*Your objective:*
Locate each line of the material that contains "Combinar", then return it.

*Entries shown:*
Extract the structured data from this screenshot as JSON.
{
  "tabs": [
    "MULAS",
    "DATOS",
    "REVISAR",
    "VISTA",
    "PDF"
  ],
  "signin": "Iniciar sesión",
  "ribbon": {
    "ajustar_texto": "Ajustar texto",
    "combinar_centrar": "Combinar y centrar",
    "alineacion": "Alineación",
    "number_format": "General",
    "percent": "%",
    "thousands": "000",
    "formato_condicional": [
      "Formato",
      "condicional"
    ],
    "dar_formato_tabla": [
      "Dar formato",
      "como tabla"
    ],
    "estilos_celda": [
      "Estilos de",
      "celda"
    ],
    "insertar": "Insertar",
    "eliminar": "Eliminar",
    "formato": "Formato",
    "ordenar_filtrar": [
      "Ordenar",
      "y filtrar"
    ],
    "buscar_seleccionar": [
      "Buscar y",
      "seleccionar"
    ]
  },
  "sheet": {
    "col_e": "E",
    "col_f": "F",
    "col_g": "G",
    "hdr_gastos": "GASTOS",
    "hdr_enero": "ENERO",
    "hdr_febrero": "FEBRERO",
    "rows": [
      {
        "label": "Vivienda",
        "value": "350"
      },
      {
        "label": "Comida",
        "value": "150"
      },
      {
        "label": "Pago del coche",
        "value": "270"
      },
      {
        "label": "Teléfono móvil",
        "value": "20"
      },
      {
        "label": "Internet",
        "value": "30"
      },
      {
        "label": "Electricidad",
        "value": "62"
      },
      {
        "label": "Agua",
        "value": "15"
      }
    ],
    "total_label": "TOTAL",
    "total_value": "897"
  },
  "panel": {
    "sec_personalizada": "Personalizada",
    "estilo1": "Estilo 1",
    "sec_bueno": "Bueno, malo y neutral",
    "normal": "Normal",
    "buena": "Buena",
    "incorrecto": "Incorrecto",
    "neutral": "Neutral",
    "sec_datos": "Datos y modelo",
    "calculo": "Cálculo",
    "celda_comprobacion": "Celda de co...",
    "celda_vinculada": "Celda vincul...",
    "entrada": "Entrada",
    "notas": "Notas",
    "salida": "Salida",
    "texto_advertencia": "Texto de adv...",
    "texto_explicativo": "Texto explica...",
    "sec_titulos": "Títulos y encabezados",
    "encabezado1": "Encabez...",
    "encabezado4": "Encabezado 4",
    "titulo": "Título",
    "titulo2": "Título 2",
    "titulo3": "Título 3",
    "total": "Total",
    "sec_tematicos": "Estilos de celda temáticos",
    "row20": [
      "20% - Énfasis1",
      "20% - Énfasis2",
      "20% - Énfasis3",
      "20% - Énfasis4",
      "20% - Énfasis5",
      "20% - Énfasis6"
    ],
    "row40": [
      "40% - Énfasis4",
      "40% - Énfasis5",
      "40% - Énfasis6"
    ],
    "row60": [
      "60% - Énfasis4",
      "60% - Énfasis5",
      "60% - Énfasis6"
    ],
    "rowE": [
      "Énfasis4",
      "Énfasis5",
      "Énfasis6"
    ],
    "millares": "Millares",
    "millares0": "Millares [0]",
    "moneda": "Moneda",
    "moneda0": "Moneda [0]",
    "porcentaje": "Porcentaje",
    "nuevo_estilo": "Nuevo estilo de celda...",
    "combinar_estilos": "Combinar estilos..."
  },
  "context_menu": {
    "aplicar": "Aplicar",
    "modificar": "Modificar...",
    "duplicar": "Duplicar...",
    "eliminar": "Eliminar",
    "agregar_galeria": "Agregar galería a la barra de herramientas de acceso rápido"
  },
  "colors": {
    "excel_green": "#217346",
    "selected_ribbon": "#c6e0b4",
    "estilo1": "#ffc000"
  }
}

*Task result:*
    "combinar_centrar": "Combinar y centrar",
    "combinar_estilos": "Combinar estilos..."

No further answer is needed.